» **TASK REQUIREMENTS**: Output the records exactly. Include every line.

===== THE DATA

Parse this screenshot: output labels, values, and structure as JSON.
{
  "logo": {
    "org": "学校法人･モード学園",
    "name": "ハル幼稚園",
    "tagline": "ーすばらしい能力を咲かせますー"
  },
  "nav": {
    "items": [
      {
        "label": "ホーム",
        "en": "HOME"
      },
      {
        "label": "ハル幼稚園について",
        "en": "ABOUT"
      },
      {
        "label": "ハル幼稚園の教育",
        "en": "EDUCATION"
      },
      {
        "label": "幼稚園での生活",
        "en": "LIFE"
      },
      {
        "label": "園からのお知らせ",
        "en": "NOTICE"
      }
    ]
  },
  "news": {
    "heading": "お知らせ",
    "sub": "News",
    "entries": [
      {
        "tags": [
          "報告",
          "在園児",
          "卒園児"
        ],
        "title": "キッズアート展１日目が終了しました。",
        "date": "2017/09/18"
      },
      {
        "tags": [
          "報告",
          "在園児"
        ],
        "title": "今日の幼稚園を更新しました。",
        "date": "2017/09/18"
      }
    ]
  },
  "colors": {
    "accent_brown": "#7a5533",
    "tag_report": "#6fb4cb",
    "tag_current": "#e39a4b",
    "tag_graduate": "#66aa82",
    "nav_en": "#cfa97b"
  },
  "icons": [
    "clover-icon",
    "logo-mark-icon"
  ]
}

==========

» **EXERCISE SOLUTION**:
Parse this screenshot: output labels, values, and structure as JSON.
{
  "logo": {
    "org": "学校法人･モード学園",
    "name": "ハル幼稚園",
    "tagline": "ーすばらしい能力を咲かせますー"
  },
  "nav": {
    "items": [
      {
        "label": "ホーム",
        "en": "HOME"
      },
      {
        "label": "ハル幼稚園について",
        "en": "ABOUT"
      },
      {
        "label": "ハル幼稚園の教育",
        "en": "EDUCATION"
      },
      {
        "label": "幼稚園での生活",
        "en": "LIFE"
      },
      {
        "label": "園からのお知らせ",
        "en": "NOTICE"
      }
    ]
  },
  "news": {
    "heading": "お知らせ",
    "sub": "News",
    "entries": [
      {
        "tags": [
          "報告",
          "在園児",
          "卒園児"
        ],
        "title": "キッズアート展１日目が終了しました。",
        "date": "2017/09/18"
      },
      {
        "tags": [
          "報告",
          "在園児"
        ],
        "title": "今日の幼稚園を更新しました。",
        "date": "2017/09/18"
      }
    ]
  },
  "colors": {
    "accent_brown": "#7a5533",
    "tag_report": "#6fb4cb",
    "tag_current": "#e39a4b",
    "tag_graduate": "#66aa82",
    "nav_en": "#cfa97b"
  },
  "icons": [
    "clover-icon",
    "logo-mark-icon"
  ]
}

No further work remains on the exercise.